What you should do: Your task is to print all of the material verbatim.

Exercise input:
========================================================================

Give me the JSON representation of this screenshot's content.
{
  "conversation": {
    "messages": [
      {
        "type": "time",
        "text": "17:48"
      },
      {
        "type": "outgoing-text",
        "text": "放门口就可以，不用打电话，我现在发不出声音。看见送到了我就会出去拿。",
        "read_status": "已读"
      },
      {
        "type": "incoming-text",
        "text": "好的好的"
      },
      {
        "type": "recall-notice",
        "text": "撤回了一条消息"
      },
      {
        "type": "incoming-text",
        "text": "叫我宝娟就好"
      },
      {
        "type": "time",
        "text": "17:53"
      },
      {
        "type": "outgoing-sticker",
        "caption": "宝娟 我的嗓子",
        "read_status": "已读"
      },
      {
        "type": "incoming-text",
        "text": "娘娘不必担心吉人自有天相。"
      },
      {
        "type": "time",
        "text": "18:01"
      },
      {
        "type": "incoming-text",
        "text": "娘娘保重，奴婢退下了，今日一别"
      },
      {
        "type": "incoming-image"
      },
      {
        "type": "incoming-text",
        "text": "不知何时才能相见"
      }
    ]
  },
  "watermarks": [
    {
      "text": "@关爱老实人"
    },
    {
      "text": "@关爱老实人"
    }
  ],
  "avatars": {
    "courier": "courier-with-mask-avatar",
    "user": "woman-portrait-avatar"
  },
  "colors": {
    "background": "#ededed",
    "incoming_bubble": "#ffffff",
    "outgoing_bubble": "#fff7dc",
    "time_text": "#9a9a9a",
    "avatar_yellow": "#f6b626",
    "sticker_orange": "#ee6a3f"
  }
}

========================================================================

Result below:
Give me the JSON representation of this screenshot's content.
{
  "conversation": {
    "messages": [
      {
        "type": "time",
        "text": "17:48"
      },
      {
        "type": "outgoing-text",
        "text": "放门口就可以，不用打电话，我现在发不出声音。看见送到了我就会出去拿。",
        "read_status": "已读"
      },
      {
        "type": "incoming-text",
        "text": "好的好的"
      },
      {
        "type": "recall-notice",
        "text": "撤回了一条消息"
      },
      {
        "type": "incoming-text",
        "text": "叫我宝娟就好"
      },
      {
        "type": "time",
        "text": "17:53"
      },
      {
        "type": "outgoing-sticker",
        "caption": "宝娟 我的嗓子",
        "read_status": "已读"
      },
      {
        "type": "incoming-text",
        "text": "娘娘不必担心吉人自有天相。"
      },
      {
        "type": "time",
        "text": "18:01"
      },
      {
        "type": "incoming-text",
        "text": "娘娘保重，奴婢退下了，今日一别"
      },
      {
        "type": "incoming-image"
      },
      {
        "type": "incoming-text",
        "text": "不知何时才能相见"
      }
    ]
  },
  "watermarks": [
    {
      "text": "@关爱老实人"
    },
    {
      "text": "@关爱老实人"
    }
  ],
  "avatars": {
    "courier": "courier-with-mask-avatar",
    "user": "woman-portrait-avatar"
  },
  "colors": {
    "background": "#ededed",
    "incoming_bubble": "#ffffff",
    "outgoing_bubble": "#fff7dc",
    "time_text": "#9a9a9a",
    "avatar_yellow": "#f6b626",
    "sticker_orange": "#ee6a3f"
  }
}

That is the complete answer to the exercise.